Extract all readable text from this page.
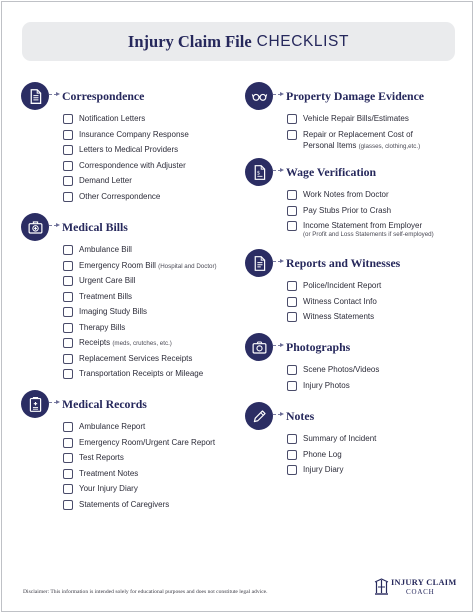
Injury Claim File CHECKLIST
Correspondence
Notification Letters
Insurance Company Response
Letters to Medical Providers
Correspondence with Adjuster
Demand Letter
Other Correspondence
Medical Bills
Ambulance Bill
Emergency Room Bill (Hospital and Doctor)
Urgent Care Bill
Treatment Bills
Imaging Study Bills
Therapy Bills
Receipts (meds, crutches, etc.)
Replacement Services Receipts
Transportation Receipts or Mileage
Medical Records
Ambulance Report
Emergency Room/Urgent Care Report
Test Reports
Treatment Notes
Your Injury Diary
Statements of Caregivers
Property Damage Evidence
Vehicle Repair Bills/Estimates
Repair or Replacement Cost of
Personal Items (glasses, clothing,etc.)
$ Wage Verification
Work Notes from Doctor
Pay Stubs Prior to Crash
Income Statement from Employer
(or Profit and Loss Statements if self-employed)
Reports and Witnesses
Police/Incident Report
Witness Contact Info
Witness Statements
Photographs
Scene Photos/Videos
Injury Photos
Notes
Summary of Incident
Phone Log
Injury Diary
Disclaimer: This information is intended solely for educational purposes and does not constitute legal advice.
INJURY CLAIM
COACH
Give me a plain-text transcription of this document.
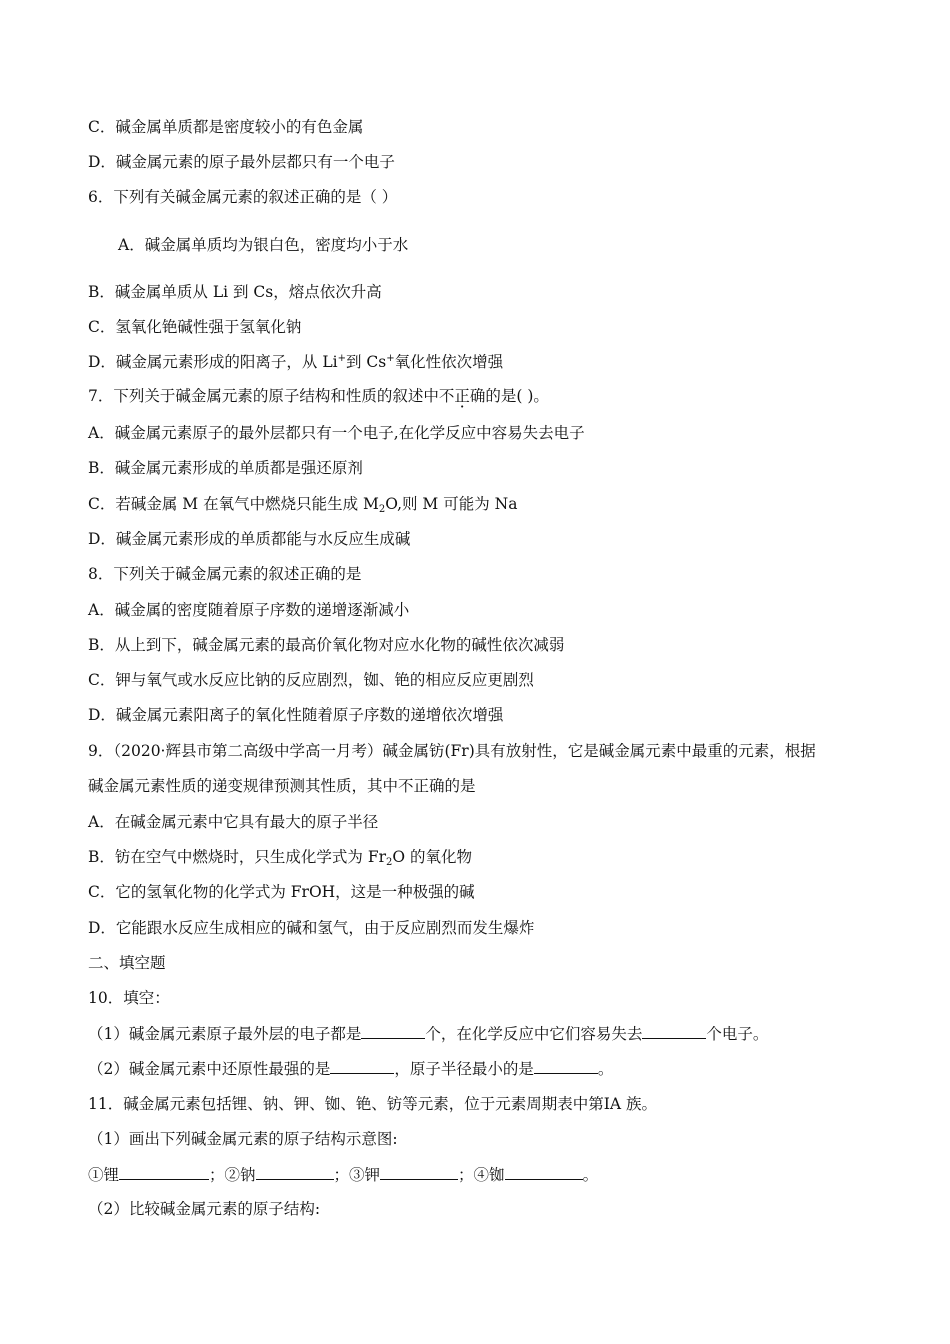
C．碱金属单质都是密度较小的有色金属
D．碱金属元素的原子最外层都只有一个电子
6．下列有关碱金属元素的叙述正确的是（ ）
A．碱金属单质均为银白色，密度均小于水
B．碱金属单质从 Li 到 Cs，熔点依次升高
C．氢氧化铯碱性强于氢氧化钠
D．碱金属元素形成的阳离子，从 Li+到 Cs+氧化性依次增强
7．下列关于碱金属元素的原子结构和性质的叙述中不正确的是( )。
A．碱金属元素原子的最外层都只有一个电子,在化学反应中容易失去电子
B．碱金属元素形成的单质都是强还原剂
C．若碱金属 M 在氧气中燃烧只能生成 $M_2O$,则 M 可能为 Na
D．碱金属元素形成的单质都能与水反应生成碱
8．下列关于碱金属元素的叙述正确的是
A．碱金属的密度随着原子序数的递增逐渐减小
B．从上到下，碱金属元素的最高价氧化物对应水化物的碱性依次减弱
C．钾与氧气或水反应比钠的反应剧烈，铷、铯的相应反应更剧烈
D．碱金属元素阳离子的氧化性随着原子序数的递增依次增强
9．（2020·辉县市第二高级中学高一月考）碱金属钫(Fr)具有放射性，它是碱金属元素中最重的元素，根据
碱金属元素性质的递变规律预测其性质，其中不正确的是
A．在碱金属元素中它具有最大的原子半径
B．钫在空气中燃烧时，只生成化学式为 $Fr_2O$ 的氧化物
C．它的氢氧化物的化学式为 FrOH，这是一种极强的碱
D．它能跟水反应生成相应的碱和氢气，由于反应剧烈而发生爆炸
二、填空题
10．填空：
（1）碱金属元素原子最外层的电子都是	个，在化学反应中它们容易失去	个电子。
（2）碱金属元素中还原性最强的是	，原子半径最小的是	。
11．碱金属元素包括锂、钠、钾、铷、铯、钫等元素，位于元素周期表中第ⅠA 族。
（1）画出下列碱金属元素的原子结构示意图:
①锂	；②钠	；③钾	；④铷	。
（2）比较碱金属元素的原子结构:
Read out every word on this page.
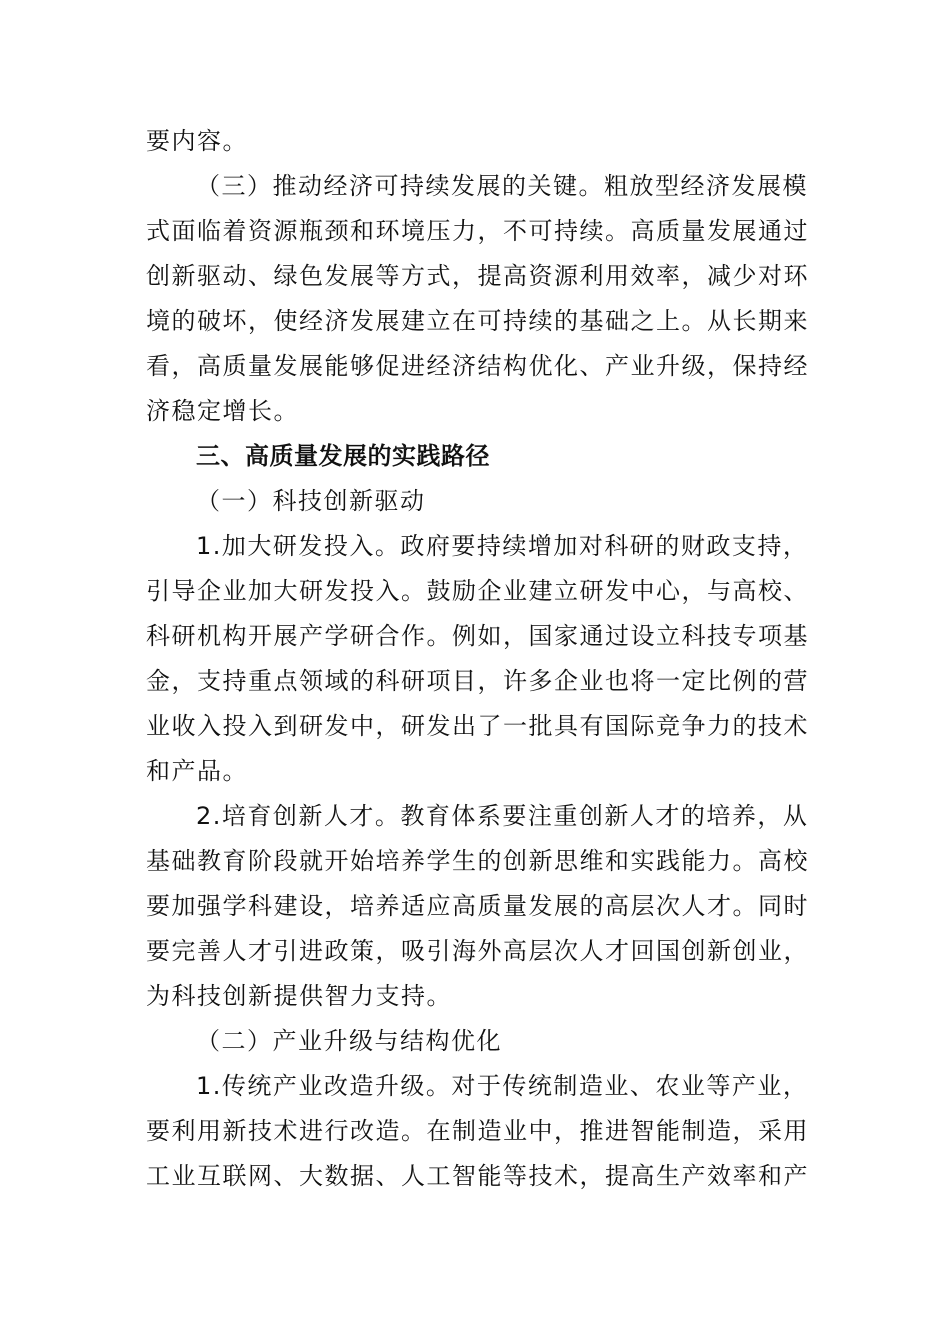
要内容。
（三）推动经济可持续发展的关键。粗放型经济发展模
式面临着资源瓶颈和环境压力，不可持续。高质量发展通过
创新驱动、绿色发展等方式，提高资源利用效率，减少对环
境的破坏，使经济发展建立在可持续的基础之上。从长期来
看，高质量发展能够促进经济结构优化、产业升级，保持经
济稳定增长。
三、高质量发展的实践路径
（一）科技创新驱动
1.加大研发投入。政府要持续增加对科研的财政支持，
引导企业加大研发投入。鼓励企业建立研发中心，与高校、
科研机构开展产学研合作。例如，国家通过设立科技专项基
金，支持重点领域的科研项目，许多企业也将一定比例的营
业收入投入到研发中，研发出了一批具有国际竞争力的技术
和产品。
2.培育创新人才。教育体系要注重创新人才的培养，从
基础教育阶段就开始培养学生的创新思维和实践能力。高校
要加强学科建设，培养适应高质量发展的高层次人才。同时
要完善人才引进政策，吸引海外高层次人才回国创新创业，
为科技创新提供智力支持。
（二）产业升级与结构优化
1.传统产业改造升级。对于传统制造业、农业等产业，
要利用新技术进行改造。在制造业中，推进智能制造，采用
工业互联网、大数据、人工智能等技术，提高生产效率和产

--------------------------------------------------

_GIVEN REQUEST_
Restate the data above word for word. Do not include the images.

_IN RESPONSE_
Extract all readable text from this page.
Injury Claim File CHECKLIST
Correspondence
Notification Letters
Insurance Company Response
Letters to Medical Providers
Correspondence with Adjuster
Demand Letter
Other Correspondence
Medical Bills
Ambulance Bill
Emergency Room Bill (Hospital and Doctor)
Urgent Care Bill
Treatment Bills
Imaging Study Bills
Therapy Bills
Receipts (meds, crutches, etc.)
Replacement Services Receipts
Transportation Receipts or Mileage
Medical Records
Ambulance Report
Emergency Room/Urgent Care Report
Test Reports
Treatment Notes
Your Injury Diary
Statements of Caregivers
Property Damage Evidence
Vehicle Repair Bills/Estimates
Repair or Replacement Cost of
Personal Items (glasses, clothing,etc.)
$ Wage Verification
Work Notes from Doctor
Pay Stubs Prior to Crash
Income Statement from Employer
(or Profit and Loss Statements if self-employed)
Reports and Witnesses
Police/Incident Report
Witness Contact Info
Witness Statements
Photographs
Scene Photos/Videos
Injury Photos
Notes
Summary of Incident
Phone Log
Injury Diary
Disclaimer: This information is intended solely for educational purposes and does not constitute legal advice.
INJURY CLAIM
COACH
Give me a plain-text transcription of this document.
C．碱金属单质都是密度较小的有色金属
D．碱金属元素的原子最外层都只有一个电子
6．下列有关碱金属元素的叙述正确的是（ ）
A．碱金属单质均为银白色，密度均小于水
B．碱金属单质从 Li 到 Cs，熔点依次升高
C．氢氧化铯碱性强于氢氧化钠
D．碱金属元素形成的阳离子，从 Li+到 Cs+氧化性依次增强
7．下列关于碱金属元素的原子结构和性质的叙述中不正确的是( )。
A．碱金属元素原子的最外层都只有一个电子,在化学反应中容易失去电子
B．碱金属元素形成的单质都是强还原剂
C．若碱金属 M 在氧气中燃烧只能生成 $M_2O$,则 M 可能为 Na
D．碱金属元素形成的单质都能与水反应生成碱
8．下列关于碱金属元素的叙述正确的是
A．碱金属的密度随着原子序数的递增逐渐减小
B．从上到下，碱金属元素的最高价氧化物对应水化物的碱性依次减弱
C．钾与氧气或水反应比钠的反应剧烈，铷、铯的相应反应更剧烈
D．碱金属元素阳离子的氧化性随着原子序数的递增依次增强
9．（2020·辉县市第二高级中学高一月考）碱金属钫(Fr)具有放射性，它是碱金属元素中最重的元素，根据
碱金属元素性质的递变规律预测其性质，其中不正确的是
A．在碱金属元素中它具有最大的原子半径
B．钫在空气中燃烧时，只生成化学式为 $Fr_2O$ 的氧化物
C．它的氢氧化物的化学式为 FrOH，这是一种极强的碱
D．它能跟水反应生成相应的碱和氢气，由于反应剧烈而发生爆炸
二、填空题
10．填空：
（1）碱金属元素原子最外层的电子都是	个，在化学反应中它们容易失去	个电子。
（2）碱金属元素中还原性最强的是	，原子半径最小的是	。
11．碱金属元素包括锂、钠、钾、铷、铯、钫等元素，位于元素周期表中第ⅠA 族。
（1）画出下列碱金属元素的原子结构示意图:
①锂	；②钠	；③钾	；④铷	。
（2）比较碱金属元素的原子结构:
Read out every word on this page.
要内容。
（三）推动经济可持续发展的关键。粗放型经济发展模
式面临着资源瓶颈和环境压力，不可持续。高质量发展通过
创新驱动、绿色发展等方式，提高资源利用效率，减少对环
境的破坏，使经济发展建立在可持续的基础之上。从长期来
看，高质量发展能够促进经济结构优化、产业升级，保持经
济稳定增长。
三、高质量发展的实践路径
（一）科技创新驱动
1.加大研发投入。政府要持续增加对科研的财政支持，
引导企业加大研发投入。鼓励企业建立研发中心，与高校、
科研机构开展产学研合作。例如，国家通过设立科技专项基
金，支持重点领域的科研项目，许多企业也将一定比例的营
业收入投入到研发中，研发出了一批具有国际竞争力的技术
和产品。
2.培育创新人才。教育体系要注重创新人才的培养，从
基础教育阶段就开始培养学生的创新思维和实践能力。高校
要加强学科建设，培养适应高质量发展的高层次人才。同时
要完善人才引进政策，吸引海外高层次人才回国创新创业，
为科技创新提供智力支持。
（二）产业升级与结构优化
1.传统产业改造升级。对于传统制造业、农业等产业，
要利用新技术进行改造。在制造业中，推进智能制造，采用
工业互联网、大数据、人工智能等技术，提高生产效率和产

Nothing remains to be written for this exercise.